• [AIM OF THE EXERCISE]
All of the data should be repeated exactly; pictures are not part of the copy.

++++++++

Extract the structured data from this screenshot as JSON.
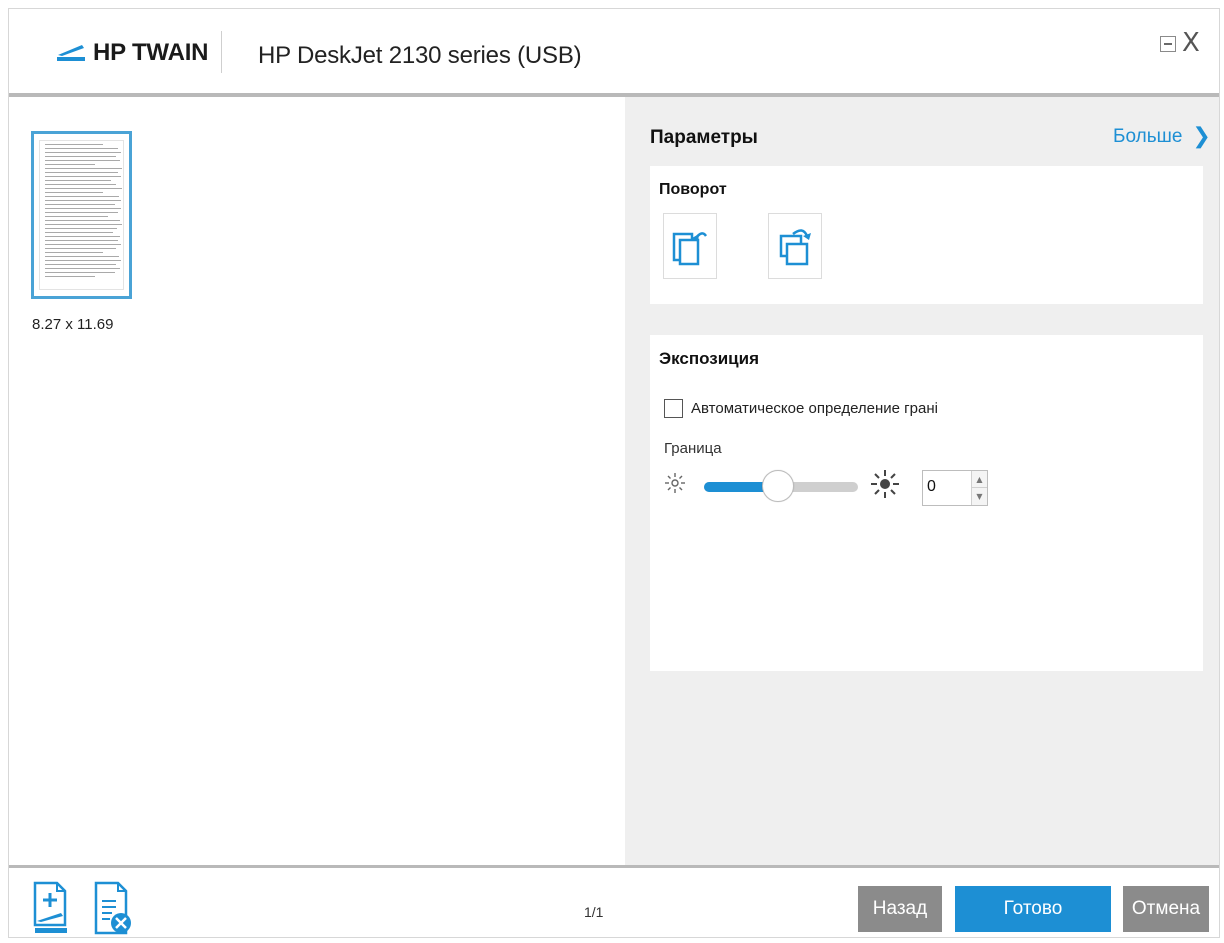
{
  "app": {
    "logo_text": "HP TWAIN",
    "device_title": "HP DeskJet 2130 series (USB)"
  },
  "window_controls": {
    "minimize_icon": "minimize-icon",
    "close_label": "X"
  },
  "preview": {
    "thumbnail_size": "8.27  x  11.69",
    "page_count": "1/1"
  },
  "panel": {
    "title": "Параметры",
    "more_label": "Больше",
    "more_chevron": "❯",
    "rotate": {
      "title": "Поворот",
      "buttons": [
        "rotate-left-icon",
        "rotate-right-icon"
      ]
    },
    "exposure": {
      "title": "Экспозиция",
      "auto_edge_label": "Автоматическое определение грані",
      "auto_edge_checked": false,
      "border_label": "Граница",
      "slider_level": 0.48,
      "value": "0"
    }
  },
  "footer": {
    "back_label": "Назад",
    "done_label": "Готово",
    "cancel_label": "Отмена"
  },
  "colors": {
    "accent": "#1d8fd4",
    "secondary_button": "#8b8b8b",
    "panel_bg": "#efefef"
  }
}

++++++++

• [COMPLETED TASK]
Extract the structured data from this screenshot as JSON.
{
  "app": {
    "logo_text": "HP TWAIN",
    "device_title": "HP DeskJet 2130 series (USB)"
  },
  "window_controls": {
    "minimize_icon": "minimize-icon",
    "close_label": "X"
  },
  "preview": {
    "thumbnail_size": "8.27  x  11.69",
    "page_count": "1/1"
  },
  "panel": {
    "title": "Параметры",
    "more_label": "Больше",
    "more_chevron": "❯",
    "rotate": {
      "title": "Поворот",
      "buttons": [
        "rotate-left-icon",
        "rotate-right-icon"
      ]
    },
    "exposure": {
      "title": "Экспозиция",
      "auto_edge_label": "Автоматическое определение грані",
      "auto_edge_checked": false,
      "border_label": "Граница",
      "slider_level": 0.48,
      "value": "0"
    }
  },
  "footer": {
    "back_label": "Назад",
    "done_label": "Готово",
    "cancel_label": "Отмена"
  },
  "colors": {
    "accent": "#1d8fd4",
    "secondary_button": "#8b8b8b",
    "panel_bg": "#efefef"
  }
}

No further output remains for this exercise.